### Material shown

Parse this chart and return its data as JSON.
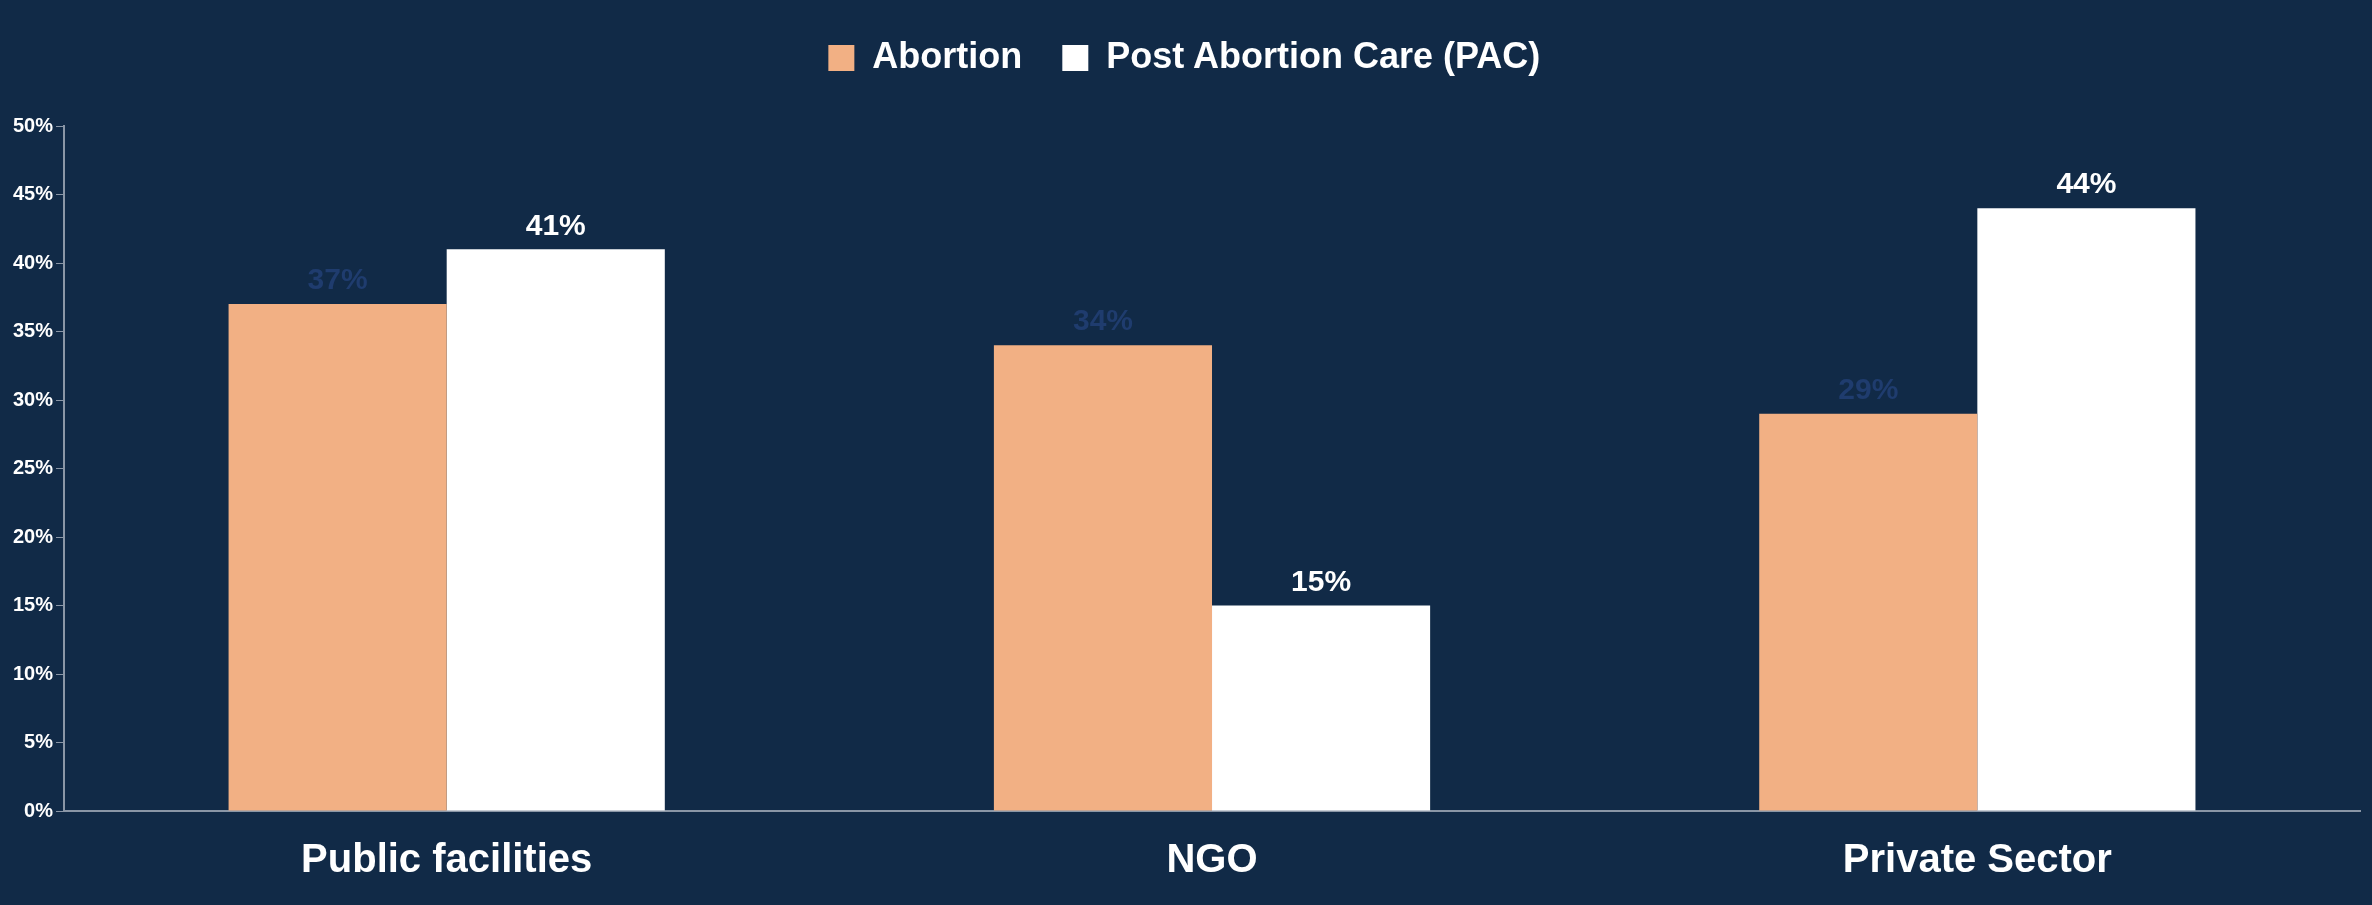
{
  "chart_data": {
    "type": "bar",
    "categories": [
      "Public facilities",
      "NGO",
      "Private Sector"
    ],
    "series": [
      {
        "name": "Abortion",
        "color": "#f2b084",
        "values": [
          37,
          34,
          29
        ],
        "value_labels": [
          "37%",
          "34%",
          "29%"
        ]
      },
      {
        "name": "Post Abortion Care (PAC)",
        "color": "#ffffff",
        "values": [
          41,
          15,
          44
        ],
        "value_labels": [
          "41%",
          "15%",
          "44%"
        ]
      }
    ],
    "ylim": [
      0,
      50
    ],
    "yticks": [
      {
        "value": 0,
        "label": "0%"
      },
      {
        "value": 5,
        "label": "5%"
      },
      {
        "value": 10,
        "label": "10%"
      },
      {
        "value": 15,
        "label": "15%"
      },
      {
        "value": 20,
        "label": "20%"
      },
      {
        "value": 25,
        "label": "25%"
      },
      {
        "value": 30,
        "label": "30%"
      },
      {
        "value": 35,
        "label": "35%"
      },
      {
        "value": 40,
        "label": "40%"
      },
      {
        "value": 45,
        "label": "45%"
      },
      {
        "value": 50,
        "label": "50%"
      }
    ],
    "grid": false,
    "legend": "top"
  }
}
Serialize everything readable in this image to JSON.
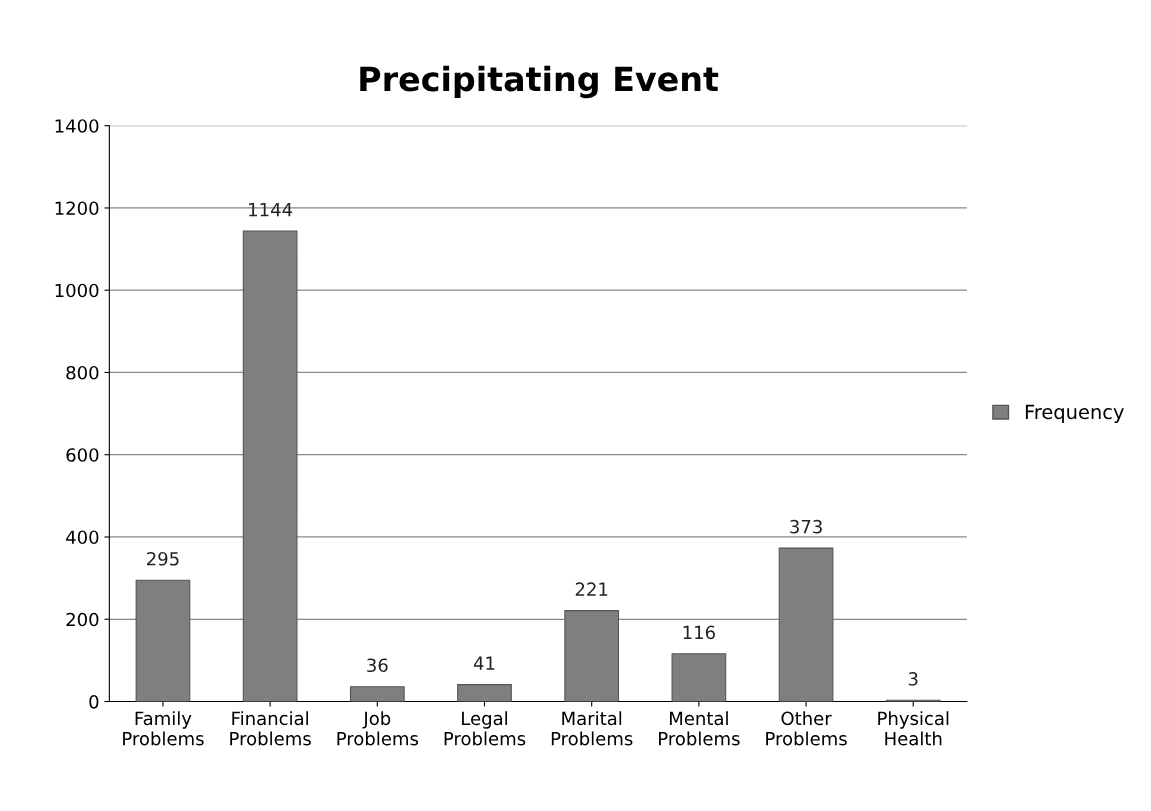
{
  "chart_data": {
    "type": "bar",
    "title": "Precipitating Event",
    "categories": [
      "Family\nProblems",
      "Financial\nProblems",
      "Job\nProblems",
      "Legal\nProblems",
      "Marital\nProblems",
      "Mental\nProblems",
      "Other\nProblems",
      "Physical\nHealth"
    ],
    "series": [
      {
        "name": "Frequency",
        "color": "#7f7f7f",
        "values": [
          295,
          1144,
          36,
          41,
          221,
          116,
          373,
          3
        ]
      }
    ],
    "ylim": [
      0,
      1400
    ],
    "yticks": [
      0,
      200,
      400,
      600,
      800,
      1000,
      1200,
      1400
    ],
    "grid": "y",
    "legend": "right",
    "data_labels": true
  }
}
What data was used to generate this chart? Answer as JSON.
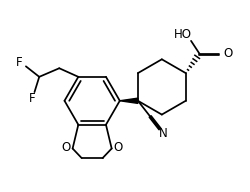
{
  "bg_color": "#ffffff",
  "line_color": "#000000",
  "figsize": [
    2.51,
    1.92
  ],
  "dpi": 100,
  "xlim": [
    0,
    5.2
  ],
  "ylim": [
    0.2,
    4.2
  ]
}
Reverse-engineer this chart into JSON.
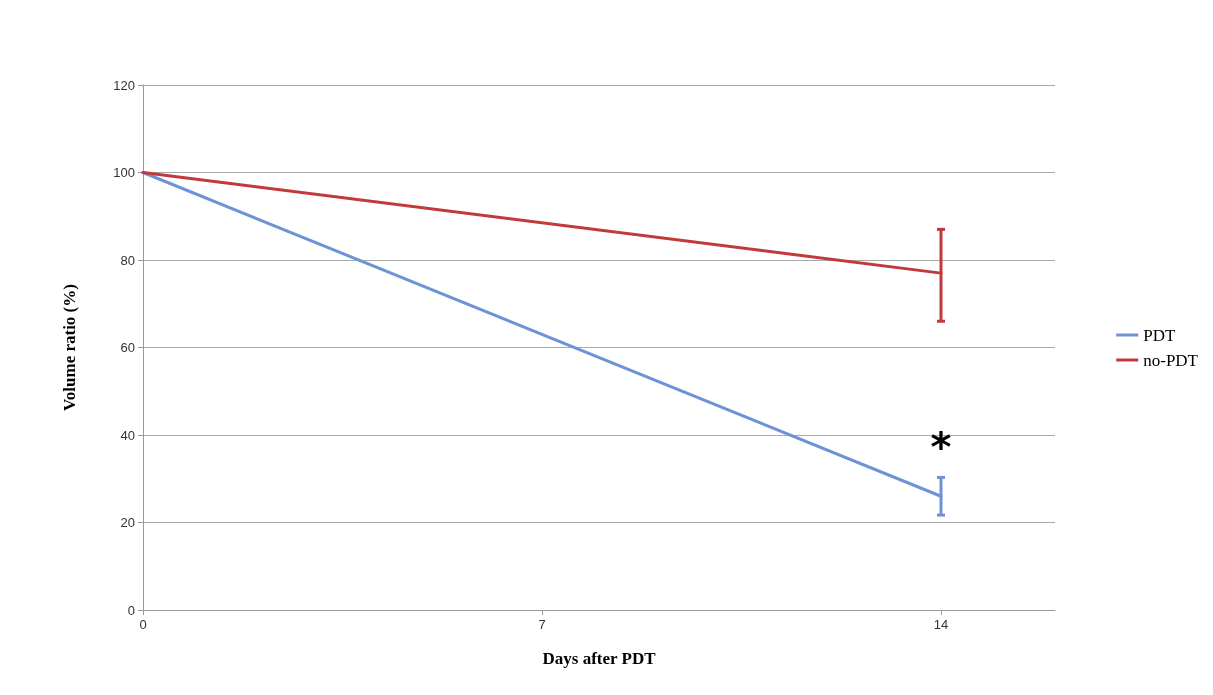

######

Find every line above that contains the word "this", and return each one.

**Result:**
Parse this chart and return its data as JSON.
Serialize everything readable in this image to JSON.
What data was used to generate this chart? Answer as JSON.
Reverse-engineer this chart into JSON.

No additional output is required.